## [WHAT IS REQUIRED]
Locate each line of the material that contains "screenshot", then return it.

Dataset records
/---
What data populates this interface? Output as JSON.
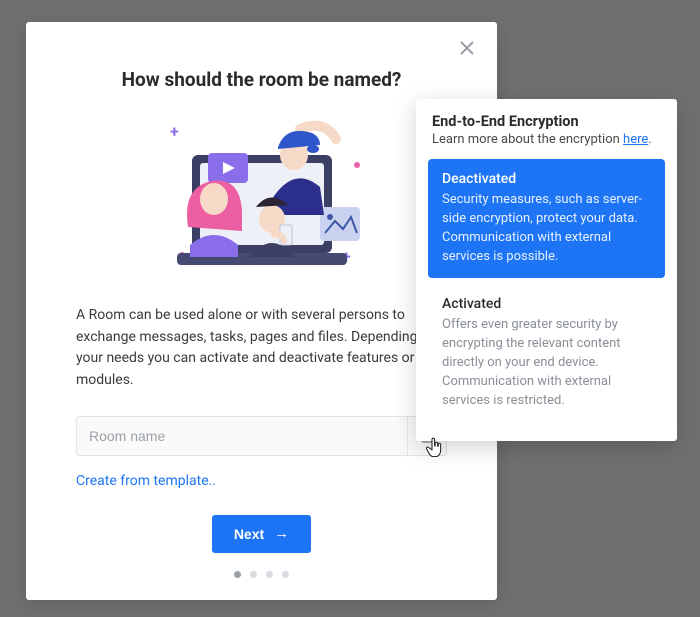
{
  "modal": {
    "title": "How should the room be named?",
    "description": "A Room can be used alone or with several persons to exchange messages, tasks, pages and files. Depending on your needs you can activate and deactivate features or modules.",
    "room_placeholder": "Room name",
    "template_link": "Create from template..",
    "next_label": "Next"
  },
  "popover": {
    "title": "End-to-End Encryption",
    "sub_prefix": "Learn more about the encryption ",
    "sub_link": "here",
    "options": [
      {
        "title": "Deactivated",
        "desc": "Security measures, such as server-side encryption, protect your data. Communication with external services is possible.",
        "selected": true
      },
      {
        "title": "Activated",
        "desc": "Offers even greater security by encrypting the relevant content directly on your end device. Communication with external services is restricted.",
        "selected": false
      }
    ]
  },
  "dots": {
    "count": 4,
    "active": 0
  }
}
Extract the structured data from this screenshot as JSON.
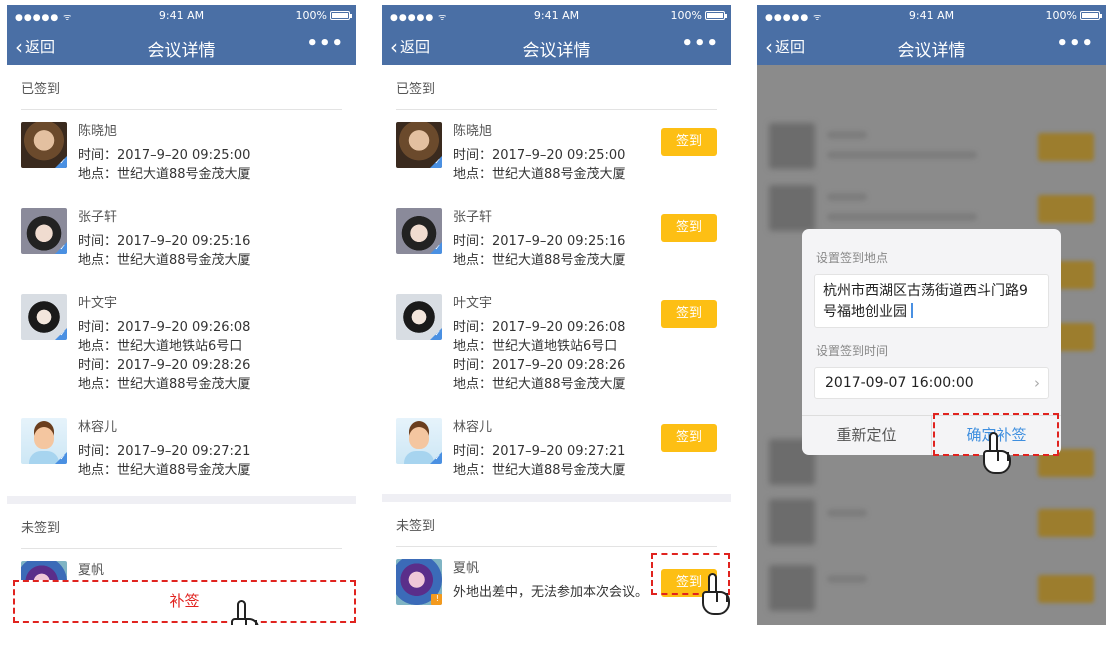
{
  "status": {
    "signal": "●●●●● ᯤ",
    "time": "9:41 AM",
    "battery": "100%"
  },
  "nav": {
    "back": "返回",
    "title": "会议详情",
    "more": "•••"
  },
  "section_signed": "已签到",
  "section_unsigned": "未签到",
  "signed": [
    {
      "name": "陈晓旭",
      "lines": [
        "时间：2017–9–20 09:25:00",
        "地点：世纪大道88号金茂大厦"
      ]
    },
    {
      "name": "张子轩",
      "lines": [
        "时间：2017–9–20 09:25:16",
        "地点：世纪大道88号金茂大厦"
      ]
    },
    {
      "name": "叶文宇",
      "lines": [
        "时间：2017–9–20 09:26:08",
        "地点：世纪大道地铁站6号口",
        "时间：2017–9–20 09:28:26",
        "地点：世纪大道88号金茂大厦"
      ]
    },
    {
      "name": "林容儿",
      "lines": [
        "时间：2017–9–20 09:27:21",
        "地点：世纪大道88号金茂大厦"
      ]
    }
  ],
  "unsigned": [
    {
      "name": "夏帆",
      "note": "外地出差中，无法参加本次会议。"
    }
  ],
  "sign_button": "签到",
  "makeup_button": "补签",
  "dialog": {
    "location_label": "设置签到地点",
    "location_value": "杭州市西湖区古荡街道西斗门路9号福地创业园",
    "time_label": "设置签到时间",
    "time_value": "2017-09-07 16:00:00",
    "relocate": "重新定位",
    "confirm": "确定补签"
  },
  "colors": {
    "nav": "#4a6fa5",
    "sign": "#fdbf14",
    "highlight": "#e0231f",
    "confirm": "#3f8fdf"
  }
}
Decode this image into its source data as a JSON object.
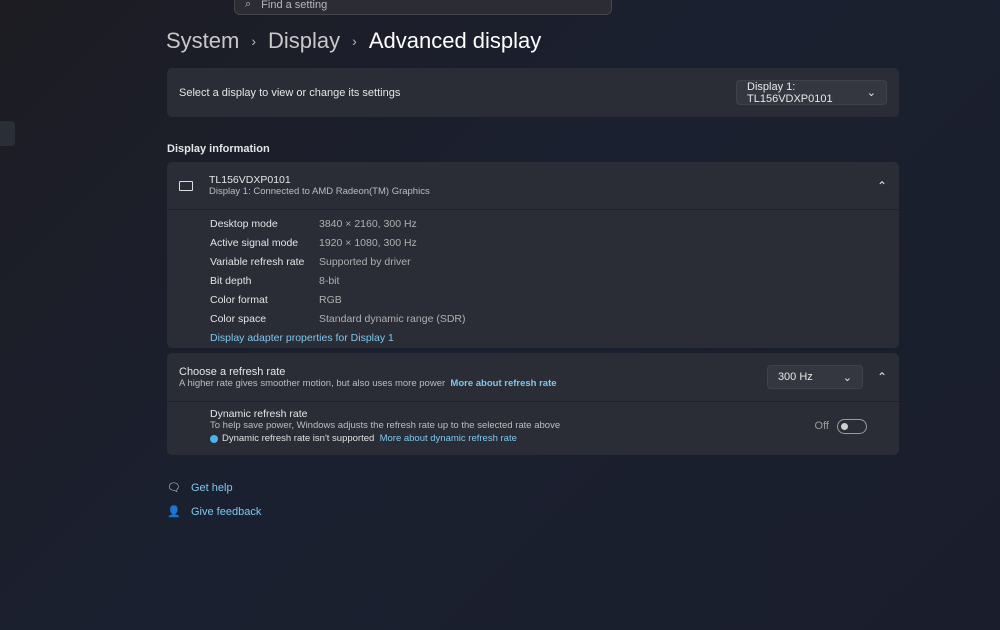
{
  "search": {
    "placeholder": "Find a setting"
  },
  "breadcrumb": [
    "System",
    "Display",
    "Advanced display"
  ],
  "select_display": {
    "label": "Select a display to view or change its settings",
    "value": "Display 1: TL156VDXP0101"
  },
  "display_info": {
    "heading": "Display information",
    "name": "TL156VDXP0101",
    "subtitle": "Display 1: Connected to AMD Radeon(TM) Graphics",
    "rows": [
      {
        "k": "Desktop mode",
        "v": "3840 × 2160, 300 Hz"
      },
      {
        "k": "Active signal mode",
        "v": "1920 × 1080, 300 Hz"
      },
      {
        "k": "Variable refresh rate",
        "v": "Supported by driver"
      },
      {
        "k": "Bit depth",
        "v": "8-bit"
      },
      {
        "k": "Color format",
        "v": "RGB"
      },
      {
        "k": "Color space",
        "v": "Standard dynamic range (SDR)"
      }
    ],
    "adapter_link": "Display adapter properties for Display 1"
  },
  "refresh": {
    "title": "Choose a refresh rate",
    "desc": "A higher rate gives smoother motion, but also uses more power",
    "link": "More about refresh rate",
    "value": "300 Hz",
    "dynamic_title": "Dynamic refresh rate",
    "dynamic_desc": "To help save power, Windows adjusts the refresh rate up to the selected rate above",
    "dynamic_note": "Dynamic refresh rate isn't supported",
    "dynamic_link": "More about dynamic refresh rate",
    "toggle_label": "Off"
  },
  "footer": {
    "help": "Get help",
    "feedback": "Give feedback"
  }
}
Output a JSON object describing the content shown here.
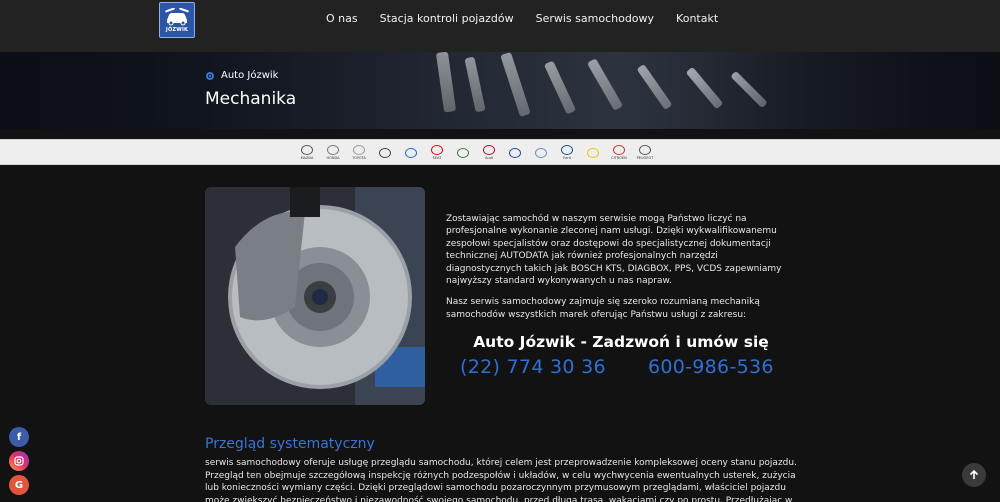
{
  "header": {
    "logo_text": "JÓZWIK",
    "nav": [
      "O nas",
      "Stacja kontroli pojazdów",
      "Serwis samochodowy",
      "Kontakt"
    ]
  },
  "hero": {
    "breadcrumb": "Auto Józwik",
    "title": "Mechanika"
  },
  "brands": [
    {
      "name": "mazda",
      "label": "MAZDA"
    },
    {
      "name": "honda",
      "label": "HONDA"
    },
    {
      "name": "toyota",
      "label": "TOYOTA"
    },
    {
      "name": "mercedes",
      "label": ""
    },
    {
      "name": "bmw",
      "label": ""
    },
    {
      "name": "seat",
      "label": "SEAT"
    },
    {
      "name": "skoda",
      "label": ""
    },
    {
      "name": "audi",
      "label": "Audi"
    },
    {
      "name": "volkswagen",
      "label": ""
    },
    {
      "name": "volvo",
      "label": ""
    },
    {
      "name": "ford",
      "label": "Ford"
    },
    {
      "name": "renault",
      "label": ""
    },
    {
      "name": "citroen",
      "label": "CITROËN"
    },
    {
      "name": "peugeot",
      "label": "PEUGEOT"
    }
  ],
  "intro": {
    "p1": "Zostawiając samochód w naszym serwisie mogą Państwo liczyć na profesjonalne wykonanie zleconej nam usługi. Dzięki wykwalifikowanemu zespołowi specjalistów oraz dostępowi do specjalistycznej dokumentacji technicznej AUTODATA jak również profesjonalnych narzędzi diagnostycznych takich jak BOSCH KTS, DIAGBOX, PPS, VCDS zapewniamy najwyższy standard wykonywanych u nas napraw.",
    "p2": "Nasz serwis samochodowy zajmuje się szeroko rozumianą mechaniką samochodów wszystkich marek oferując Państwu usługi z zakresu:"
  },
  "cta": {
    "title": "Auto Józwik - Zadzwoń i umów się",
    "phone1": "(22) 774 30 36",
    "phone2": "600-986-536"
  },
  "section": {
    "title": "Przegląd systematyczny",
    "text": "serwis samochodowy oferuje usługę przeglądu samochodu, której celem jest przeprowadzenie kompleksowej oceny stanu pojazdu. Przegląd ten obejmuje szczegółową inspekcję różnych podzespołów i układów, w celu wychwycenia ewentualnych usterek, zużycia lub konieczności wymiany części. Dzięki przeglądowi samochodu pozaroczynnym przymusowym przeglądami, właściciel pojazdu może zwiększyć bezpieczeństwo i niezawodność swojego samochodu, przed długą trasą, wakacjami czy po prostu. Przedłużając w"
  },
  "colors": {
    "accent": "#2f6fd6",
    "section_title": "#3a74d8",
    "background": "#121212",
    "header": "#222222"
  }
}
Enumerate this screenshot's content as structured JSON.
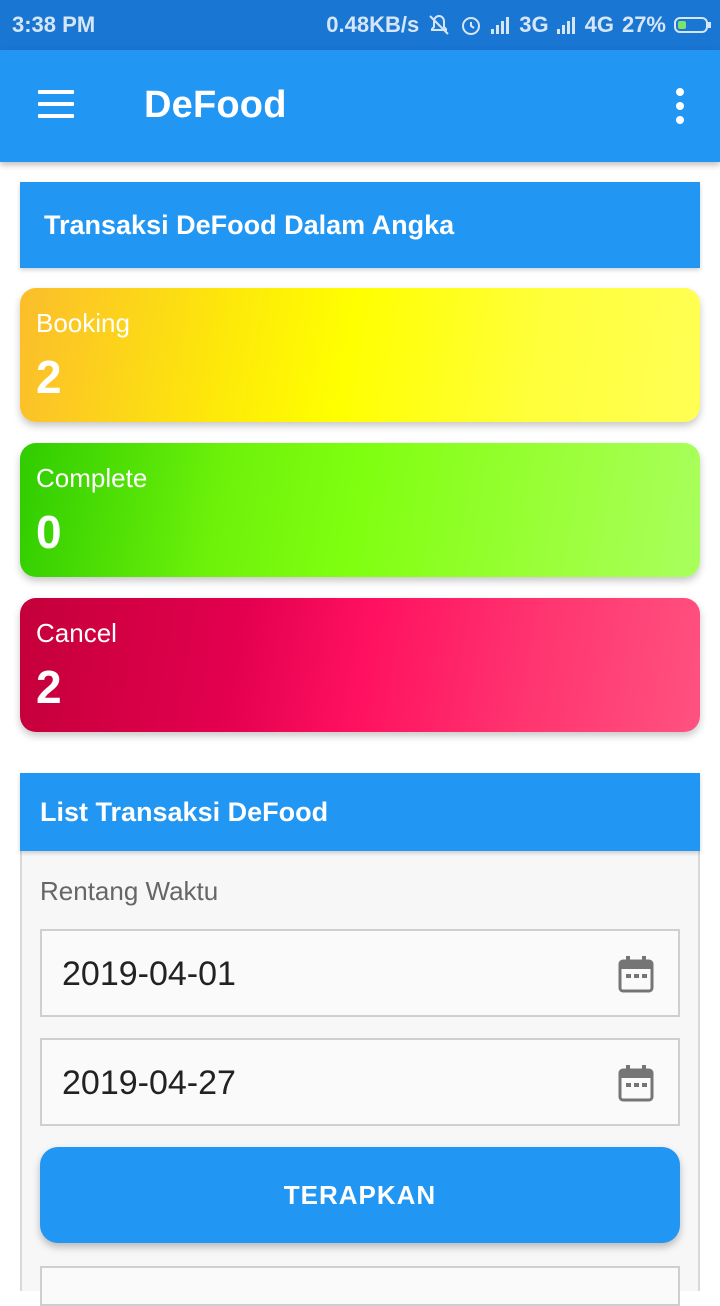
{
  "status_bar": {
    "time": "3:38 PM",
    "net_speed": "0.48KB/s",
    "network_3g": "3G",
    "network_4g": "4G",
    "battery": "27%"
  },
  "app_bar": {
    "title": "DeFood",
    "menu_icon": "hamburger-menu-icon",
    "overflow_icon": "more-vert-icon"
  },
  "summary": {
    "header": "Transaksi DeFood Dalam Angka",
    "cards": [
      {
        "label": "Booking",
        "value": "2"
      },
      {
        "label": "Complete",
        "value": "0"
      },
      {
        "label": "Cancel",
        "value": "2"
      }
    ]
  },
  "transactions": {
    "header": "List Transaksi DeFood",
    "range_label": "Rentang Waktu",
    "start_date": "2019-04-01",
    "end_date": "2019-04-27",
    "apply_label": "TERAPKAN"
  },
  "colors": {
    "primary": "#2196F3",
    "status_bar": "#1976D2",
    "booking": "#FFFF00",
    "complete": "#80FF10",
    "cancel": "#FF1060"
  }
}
\---
## [OUTPUT OF THE TASK]
Extract the structured data from this screenshot as JSON.
Enumerate this screenshot's content as structured JSON.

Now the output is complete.